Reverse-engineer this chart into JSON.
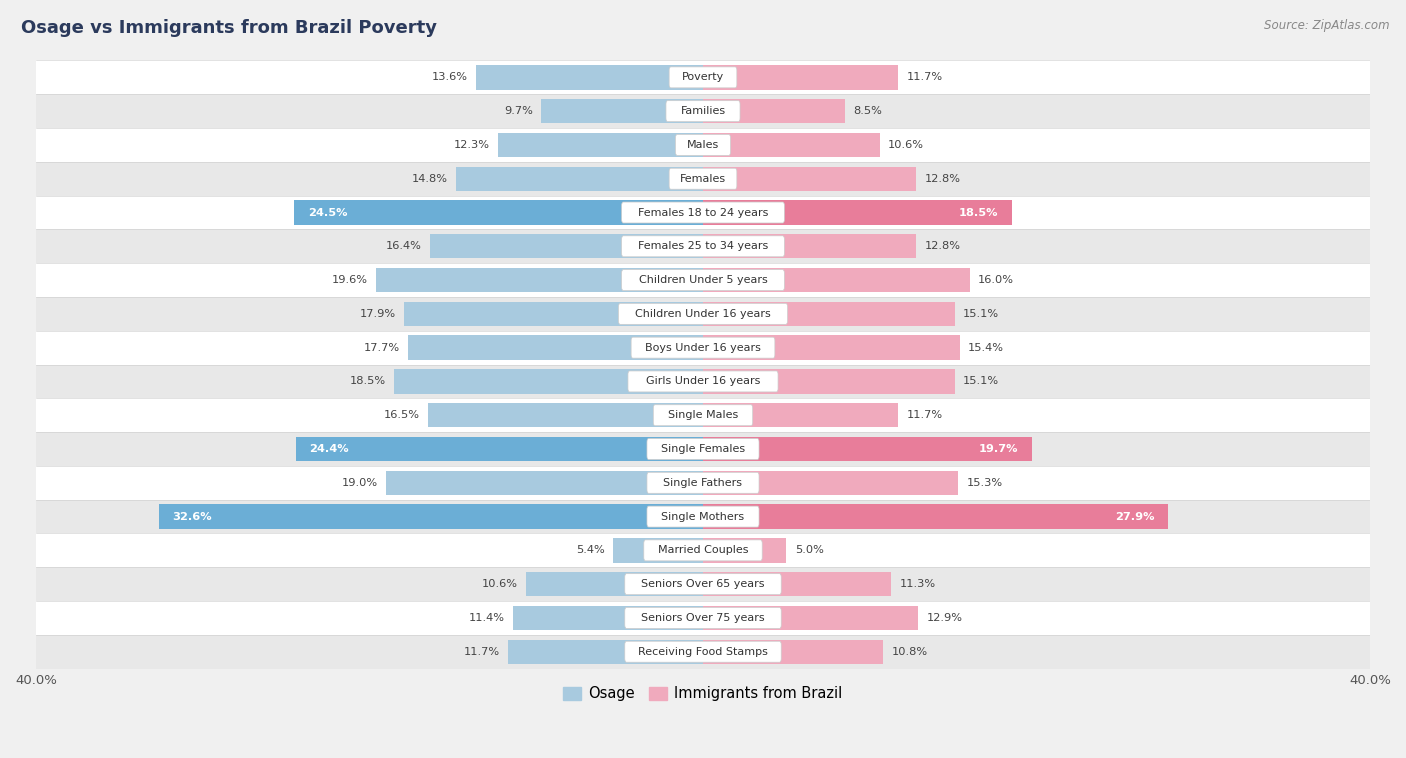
{
  "title": "Osage vs Immigrants from Brazil Poverty",
  "source": "Source: ZipAtlas.com",
  "categories": [
    "Poverty",
    "Families",
    "Males",
    "Females",
    "Females 18 to 24 years",
    "Females 25 to 34 years",
    "Children Under 5 years",
    "Children Under 16 years",
    "Boys Under 16 years",
    "Girls Under 16 years",
    "Single Males",
    "Single Females",
    "Single Fathers",
    "Single Mothers",
    "Married Couples",
    "Seniors Over 65 years",
    "Seniors Over 75 years",
    "Receiving Food Stamps"
  ],
  "osage_values": [
    13.6,
    9.7,
    12.3,
    14.8,
    24.5,
    16.4,
    19.6,
    17.9,
    17.7,
    18.5,
    16.5,
    24.4,
    19.0,
    32.6,
    5.4,
    10.6,
    11.4,
    11.7
  ],
  "brazil_values": [
    11.7,
    8.5,
    10.6,
    12.8,
    18.5,
    12.8,
    16.0,
    15.1,
    15.4,
    15.1,
    11.7,
    19.7,
    15.3,
    27.9,
    5.0,
    11.3,
    12.9,
    10.8
  ],
  "osage_color": "#A8CADF",
  "brazil_color": "#F0AABD",
  "osage_highlight_color": "#6BAED6",
  "brazil_highlight_color": "#E87D9A",
  "highlight_rows": [
    4,
    11,
    13
  ],
  "xlim": 40.0,
  "bar_height": 0.72,
  "background_color": "#F0F0F0",
  "row_bg_light": "#FFFFFF",
  "row_bg_dark": "#E8E8E8",
  "legend_osage": "Osage",
  "legend_brazil": "Immigrants from Brazil",
  "label_color_normal": "#444444",
  "label_color_highlight": "#FFFFFF",
  "title_color": "#2B3A5C",
  "source_color": "#888888"
}
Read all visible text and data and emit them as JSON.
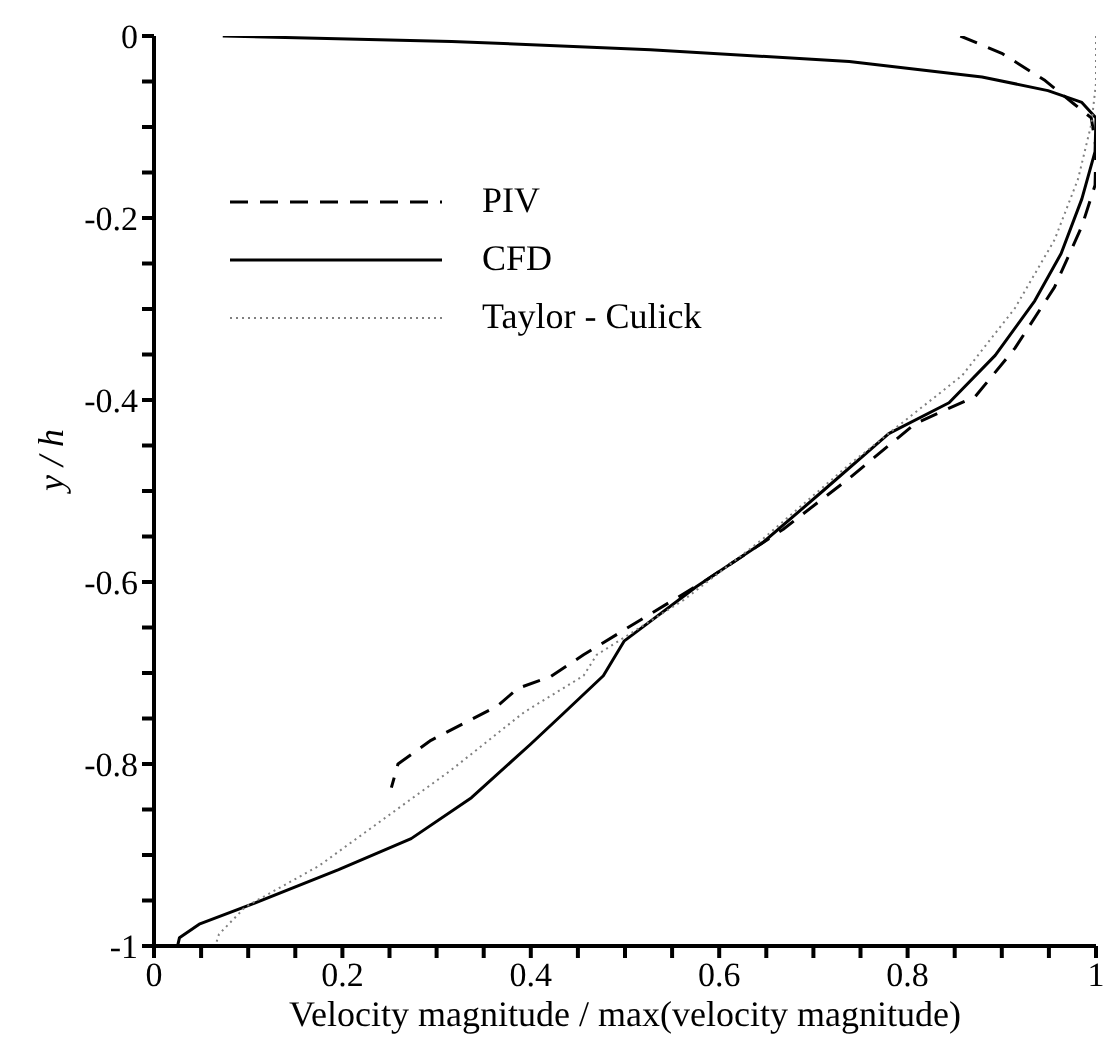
{
  "chart_data": {
    "type": "line",
    "xlabel": "Velocity magnitude / max(velocity magnitude)",
    "ylabel": "y / h",
    "xlim": [
      0,
      1
    ],
    "xticks": [
      0,
      {
        "value": 0.05,
        "label": null
      },
      {
        "value": 0.1,
        "label": null
      },
      {
        "value": 0.15,
        "label": null
      },
      0.2,
      {
        "value": 0.25,
        "label": null
      },
      {
        "value": 0.3,
        "label": null
      },
      {
        "value": 0.35,
        "label": null
      },
      0.4,
      {
        "value": 0.45,
        "label": null
      },
      {
        "value": 0.5,
        "label": null
      },
      {
        "value": 0.55,
        "label": null
      },
      0.6,
      {
        "value": 0.65,
        "label": null
      },
      {
        "value": 0.7,
        "label": null
      },
      {
        "value": 0.75,
        "label": null
      },
      0.8,
      {
        "value": 0.85,
        "label": null
      },
      {
        "value": 0.9,
        "label": null
      },
      {
        "value": 0.95,
        "label": null
      },
      1
    ],
    "ylim": [
      -1,
      0
    ],
    "yticks": [
      -1,
      {
        "value": -0.95,
        "label": null
      },
      {
        "value": -0.9,
        "label": null
      },
      {
        "value": -0.85,
        "label": null
      },
      -0.8,
      {
        "value": -0.75,
        "label": null
      },
      {
        "value": -0.7,
        "label": null
      },
      {
        "value": -0.65,
        "label": null
      },
      -0.6,
      {
        "value": -0.55,
        "label": null
      },
      {
        "value": -0.5,
        "label": null
      },
      {
        "value": -0.45,
        "label": null
      },
      -0.4,
      {
        "value": -0.35,
        "label": null
      },
      {
        "value": -0.3,
        "label": null
      },
      {
        "value": -0.25,
        "label": null
      },
      -0.2,
      {
        "value": -0.15,
        "label": null
      },
      {
        "value": -0.1,
        "label": null
      },
      {
        "value": -0.05,
        "label": null
      },
      0
    ],
    "grid": false,
    "legend": "top left",
    "marker": "none",
    "series": [
      {
        "name": "PIV",
        "color": "#000000",
        "line_style": "dashed",
        "x": [
          0.856,
          0.9,
          0.946,
          0.977,
          0.995,
          1.0,
          0.999,
          0.985,
          0.956,
          0.914,
          0.872,
          0.808,
          0.738,
          0.668,
          0.583,
          0.527,
          0.456,
          0.421,
          0.386,
          0.365,
          0.294,
          0.259,
          0.252
        ],
        "values": [
          0,
          -0.019,
          -0.049,
          -0.075,
          -0.09,
          -0.123,
          -0.164,
          -0.209,
          -0.276,
          -0.343,
          -0.396,
          -0.426,
          -0.486,
          -0.542,
          -0.6,
          -0.635,
          -0.68,
          -0.704,
          -0.717,
          -0.736,
          -0.774,
          -0.8,
          -0.826
        ]
      },
      {
        "name": "CFD",
        "color": "#000000",
        "line_style": "solid",
        "x": [
          0.073,
          0.316,
          0.527,
          0.738,
          0.879,
          0.949,
          0.985,
          1.0,
          0.999,
          0.985,
          0.963,
          0.935,
          0.893,
          0.844,
          0.78,
          0.71,
          0.646,
          0.576,
          0.499,
          0.477,
          0.432,
          0.4,
          0.337,
          0.273,
          0.196,
          0.104,
          0.048,
          0.027,
          0.025
        ],
        "values": [
          0,
          -0.006,
          -0.015,
          -0.028,
          -0.045,
          -0.06,
          -0.073,
          -0.09,
          -0.127,
          -0.179,
          -0.239,
          -0.291,
          -0.351,
          -0.403,
          -0.437,
          -0.5,
          -0.557,
          -0.605,
          -0.665,
          -0.703,
          -0.747,
          -0.778,
          -0.837,
          -0.882,
          -0.916,
          -0.954,
          -0.976,
          -0.991,
          -1
        ]
      },
      {
        "name": "Taylor - Culick",
        "color": "#808080",
        "line_style": "dotted",
        "x": [
          1.0,
          1.0,
          0.995,
          0.981,
          0.956,
          0.914,
          0.858,
          0.738,
          0.646,
          0.562,
          0.47,
          0.456,
          0.393,
          0.315,
          0.175,
          0.097,
          0.069,
          0.065
        ],
        "values": [
          0,
          -0.052,
          -0.097,
          -0.157,
          -0.224,
          -0.299,
          -0.373,
          -0.471,
          -0.553,
          -0.62,
          -0.68,
          -0.703,
          -0.743,
          -0.807,
          -0.912,
          -0.957,
          -0.987,
          -1
        ]
      }
    ]
  }
}
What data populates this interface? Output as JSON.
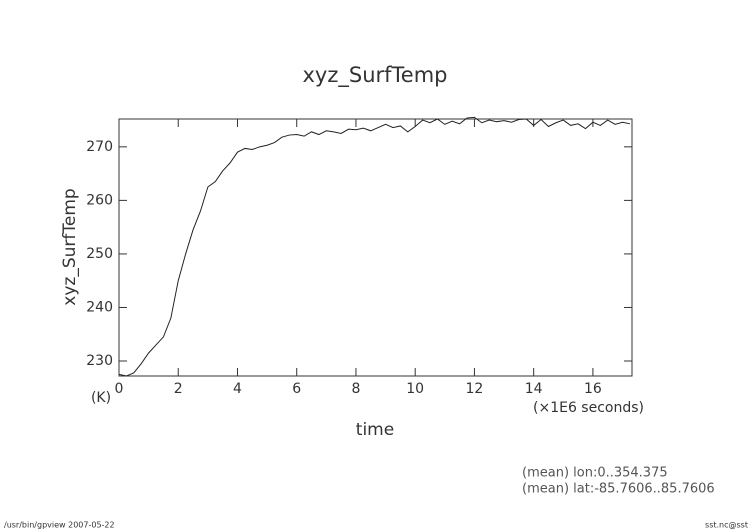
• • • • • • •
[STATED EXERCISE] Take every line containing the word "this" and copy it.

[THE SOLUTION]
Reverse-engineer this chart into JSON.
What data populates this interface? Output as JSON.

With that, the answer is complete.